#### RECORD SET
-- start --

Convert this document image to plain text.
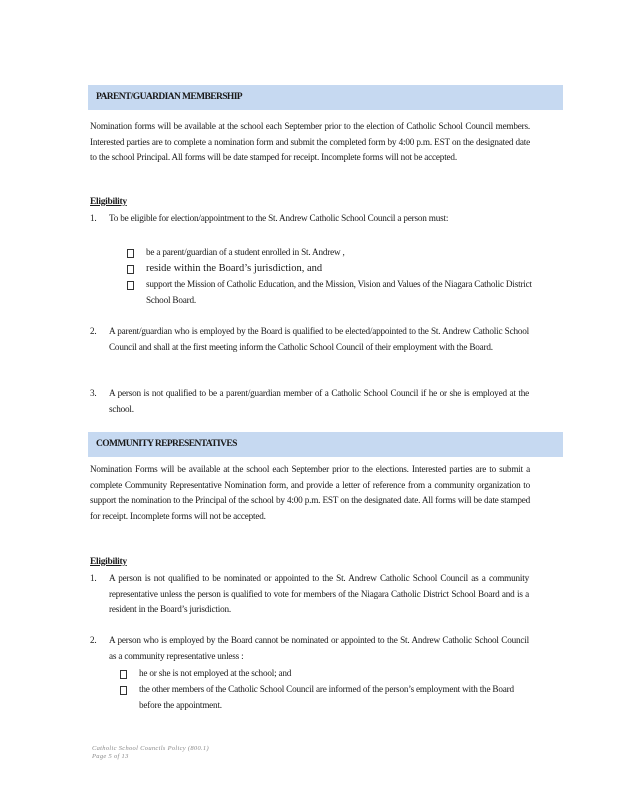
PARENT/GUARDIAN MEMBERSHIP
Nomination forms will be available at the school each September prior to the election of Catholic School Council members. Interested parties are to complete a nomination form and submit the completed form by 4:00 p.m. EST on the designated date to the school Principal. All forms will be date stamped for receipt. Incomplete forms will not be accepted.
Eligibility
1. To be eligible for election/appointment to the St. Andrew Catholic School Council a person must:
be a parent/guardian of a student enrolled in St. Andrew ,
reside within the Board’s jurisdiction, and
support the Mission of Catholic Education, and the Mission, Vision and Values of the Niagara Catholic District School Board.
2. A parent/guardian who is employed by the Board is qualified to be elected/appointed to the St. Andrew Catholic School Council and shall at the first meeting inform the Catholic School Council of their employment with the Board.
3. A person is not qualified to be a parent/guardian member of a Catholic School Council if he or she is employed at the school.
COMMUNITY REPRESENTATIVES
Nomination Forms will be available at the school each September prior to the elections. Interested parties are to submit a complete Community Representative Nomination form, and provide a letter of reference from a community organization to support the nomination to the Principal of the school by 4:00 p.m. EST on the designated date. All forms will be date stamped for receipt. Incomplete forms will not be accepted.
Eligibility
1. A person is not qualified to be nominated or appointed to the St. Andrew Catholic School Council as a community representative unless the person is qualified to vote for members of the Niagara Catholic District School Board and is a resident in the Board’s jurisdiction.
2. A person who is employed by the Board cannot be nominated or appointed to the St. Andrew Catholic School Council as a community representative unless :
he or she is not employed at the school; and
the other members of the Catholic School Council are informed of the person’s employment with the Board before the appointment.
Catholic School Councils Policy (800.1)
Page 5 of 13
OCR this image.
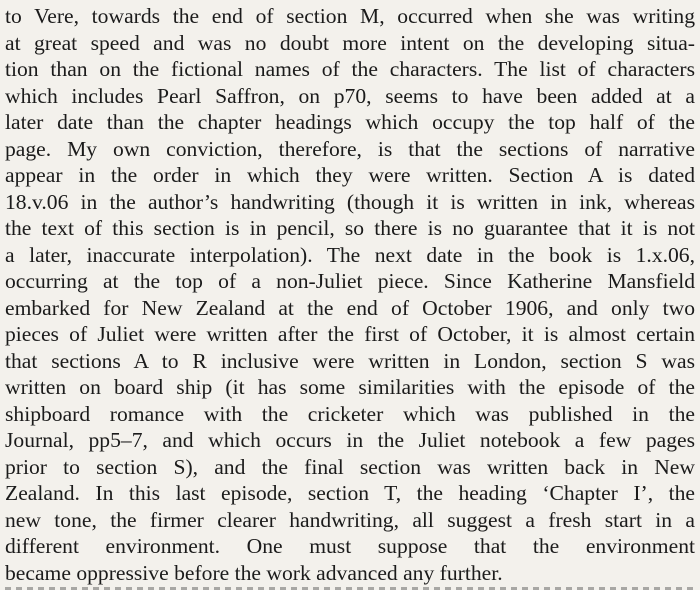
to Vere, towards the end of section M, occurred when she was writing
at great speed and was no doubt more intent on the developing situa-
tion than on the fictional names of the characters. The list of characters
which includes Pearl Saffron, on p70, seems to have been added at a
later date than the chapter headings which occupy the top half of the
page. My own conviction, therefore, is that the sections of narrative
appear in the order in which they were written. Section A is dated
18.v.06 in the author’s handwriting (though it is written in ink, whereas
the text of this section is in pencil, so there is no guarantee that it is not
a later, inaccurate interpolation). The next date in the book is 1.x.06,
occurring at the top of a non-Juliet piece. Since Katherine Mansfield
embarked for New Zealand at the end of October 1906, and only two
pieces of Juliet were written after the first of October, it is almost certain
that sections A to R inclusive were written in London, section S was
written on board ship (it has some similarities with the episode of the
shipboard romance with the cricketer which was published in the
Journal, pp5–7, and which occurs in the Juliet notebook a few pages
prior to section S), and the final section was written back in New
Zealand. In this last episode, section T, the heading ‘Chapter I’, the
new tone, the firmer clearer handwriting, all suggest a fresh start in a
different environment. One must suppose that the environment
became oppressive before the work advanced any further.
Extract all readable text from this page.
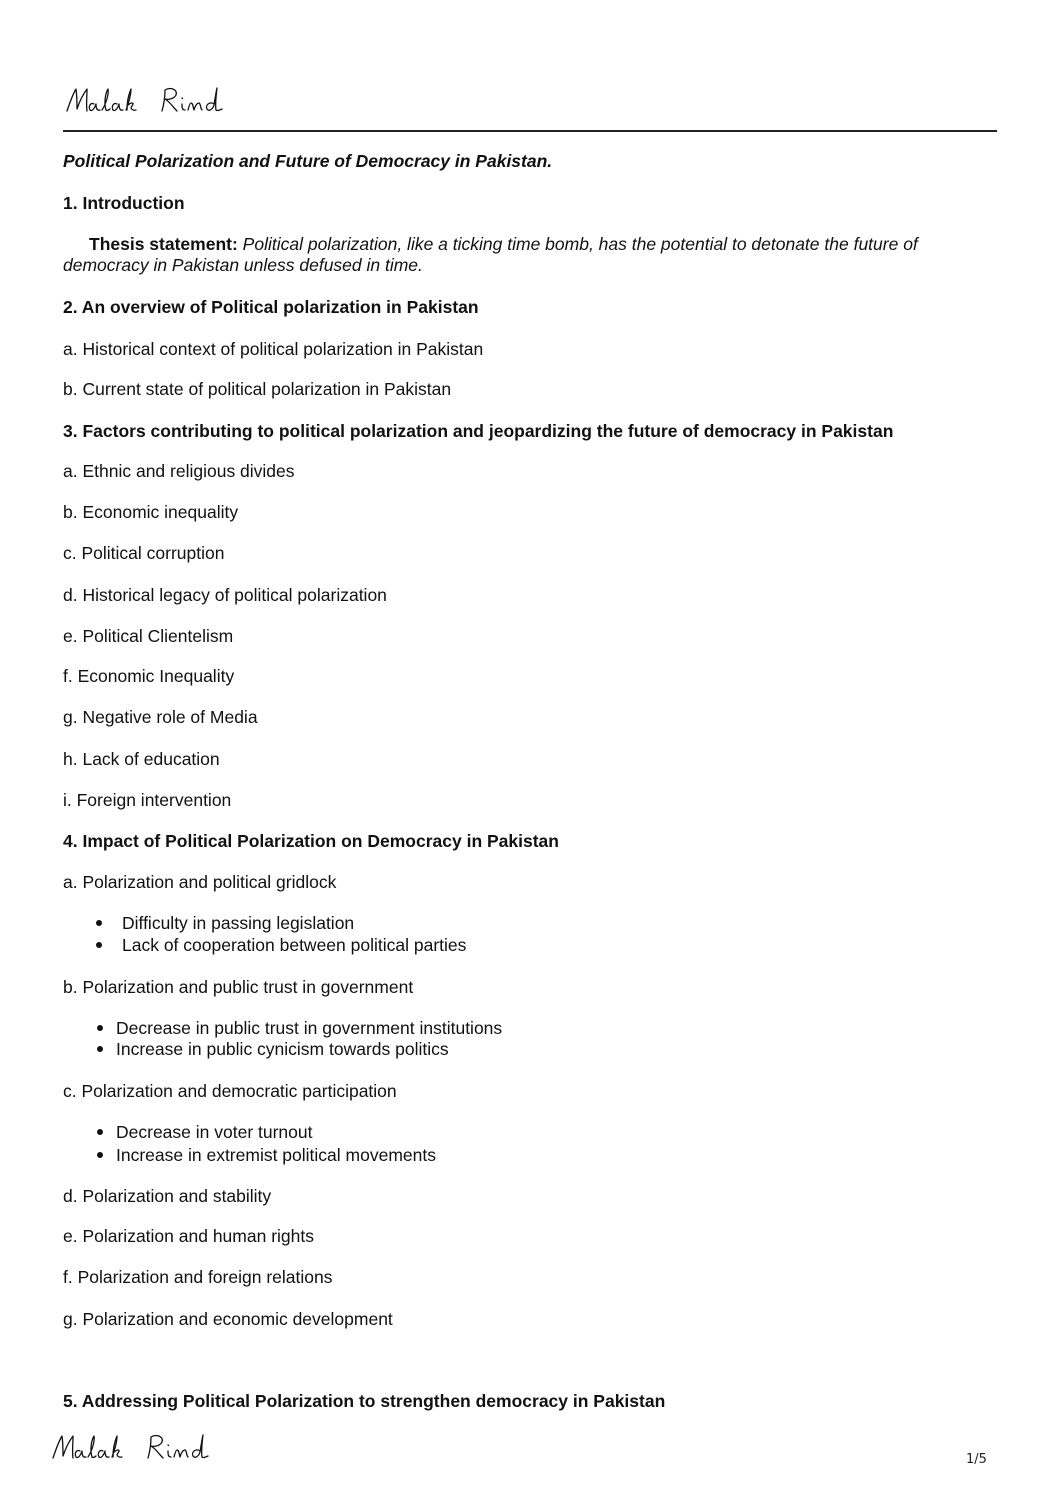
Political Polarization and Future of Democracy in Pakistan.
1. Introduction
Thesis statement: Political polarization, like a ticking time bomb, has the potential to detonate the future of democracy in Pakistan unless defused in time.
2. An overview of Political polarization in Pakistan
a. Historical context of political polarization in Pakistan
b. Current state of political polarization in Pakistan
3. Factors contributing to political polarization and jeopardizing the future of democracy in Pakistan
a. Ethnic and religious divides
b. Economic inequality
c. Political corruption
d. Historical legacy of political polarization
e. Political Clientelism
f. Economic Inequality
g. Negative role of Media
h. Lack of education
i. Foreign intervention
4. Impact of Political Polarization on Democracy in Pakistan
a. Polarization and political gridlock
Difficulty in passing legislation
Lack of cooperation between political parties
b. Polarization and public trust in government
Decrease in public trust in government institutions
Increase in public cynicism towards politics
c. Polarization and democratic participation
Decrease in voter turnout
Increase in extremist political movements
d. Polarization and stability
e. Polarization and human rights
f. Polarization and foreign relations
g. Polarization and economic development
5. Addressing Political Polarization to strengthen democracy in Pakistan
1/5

-- end --

#### WRITTEN EXERCISE
From the material above, reproduce everything verbatim except the pictures.

#### RESULT OF THE EXERCISE
Convert this document image to plain text.
PARENT/GUARDIAN MEMBERSHIP
Nomination forms will be available at the school each September prior to the election of Catholic School Council members. Interested parties are to complete a nomination form and submit the completed form by 4:00 p.m. EST on the designated date to the school Principal. All forms will be date stamped for receipt. Incomplete forms will not be accepted.
Eligibility
1. To be eligible for election/appointment to the St. Andrew Catholic School Council a person must:
be a parent/guardian of a student enrolled in St. Andrew ,
reside within the Board’s jurisdiction, and
support the Mission of Catholic Education, and the Mission, Vision and Values of the Niagara Catholic District School Board.
2. A parent/guardian who is employed by the Board is qualified to be elected/appointed to the St. Andrew Catholic School Council and shall at the first meeting inform the Catholic School Council of their employment with the Board.
3. A person is not qualified to be a parent/guardian member of a Catholic School Council if he or she is employed at the school.
COMMUNITY REPRESENTATIVES
Nomination Forms will be available at the school each September prior to the elections. Interested parties are to submit a complete Community Representative Nomination form, and provide a letter of reference from a community organization to support the nomination to the Principal of the school by 4:00 p.m. EST on the designated date. All forms will be date stamped for receipt. Incomplete forms will not be accepted.
Eligibility
1. A person is not qualified to be nominated or appointed to the St. Andrew Catholic School Council as a community representative unless the person is qualified to vote for members of the Niagara Catholic District School Board and is a resident in the Board’s jurisdiction.
2. A person who is employed by the Board cannot be nominated or appointed to the St. Andrew Catholic School Council as a community representative unless :
he or she is not employed at the school; and
the other members of the Catholic School Council are informed of the person’s employment with the Board before the appointment.
Catholic School Councils Policy (800.1)
Page 5 of 13
OCR this image.
to Vere, towards the end of section M, occurred when she was writing
at great speed and was no doubt more intent on the developing situa-
tion than on the fictional names of the characters. The list of characters
which includes Pearl Saffron, on p70, seems to have been added at a
later date than the chapter headings which occupy the top half of the
page. My own conviction, therefore, is that the sections of narrative
appear in the order in which they were written. Section A is dated
18.v.06 in the author’s handwriting (though it is written in ink, whereas
the text of this section is in pencil, so there is no guarantee that it is not
a later, inaccurate interpolation). The next date in the book is 1.x.06,
occurring at the top of a non-Juliet piece. Since Katherine Mansfield
embarked for New Zealand at the end of October 1906, and only two
pieces of Juliet were written after the first of October, it is almost certain
that sections A to R inclusive were written in London, section S was
written on board ship (it has some similarities with the episode of the
shipboard romance with the cricketer which was published in the
Journal, pp5–7, and which occurs in the Juliet notebook a few pages
prior to section S), and the final section was written back in New
Zealand. In this last episode, section T, the heading ‘Chapter I’, the
new tone, the firmer clearer handwriting, all suggest a fresh start in a
different environment. One must suppose that the environment
became oppressive before the work advanced any further.
Extract all readable text from this page.
Political Polarization and Future of Democracy in Pakistan.
1. Introduction
Thesis statement: Political polarization, like a ticking time bomb, has the potential to detonate the future of democracy in Pakistan unless defused in time.
2. An overview of Political polarization in Pakistan
a. Historical context of political polarization in Pakistan
b. Current state of political polarization in Pakistan
3. Factors contributing to political polarization and jeopardizing the future of democracy in Pakistan
a. Ethnic and religious divides
b. Economic inequality
c. Political corruption
d. Historical legacy of political polarization
e. Political Clientelism
f. Economic Inequality
g. Negative role of Media
h. Lack of education
i. Foreign intervention
4. Impact of Political Polarization on Democracy in Pakistan
a. Polarization and political gridlock
Difficulty in passing legislation
Lack of cooperation between political parties
b. Polarization and public trust in government
Decrease in public trust in government institutions
Increase in public cynicism towards politics
c. Polarization and democratic participation
Decrease in voter turnout
Increase in extremist political movements
d. Polarization and stability
e. Polarization and human rights
f. Polarization and foreign relations
g. Polarization and economic development
5. Addressing Political Polarization to strengthen democracy in Pakistan
1/5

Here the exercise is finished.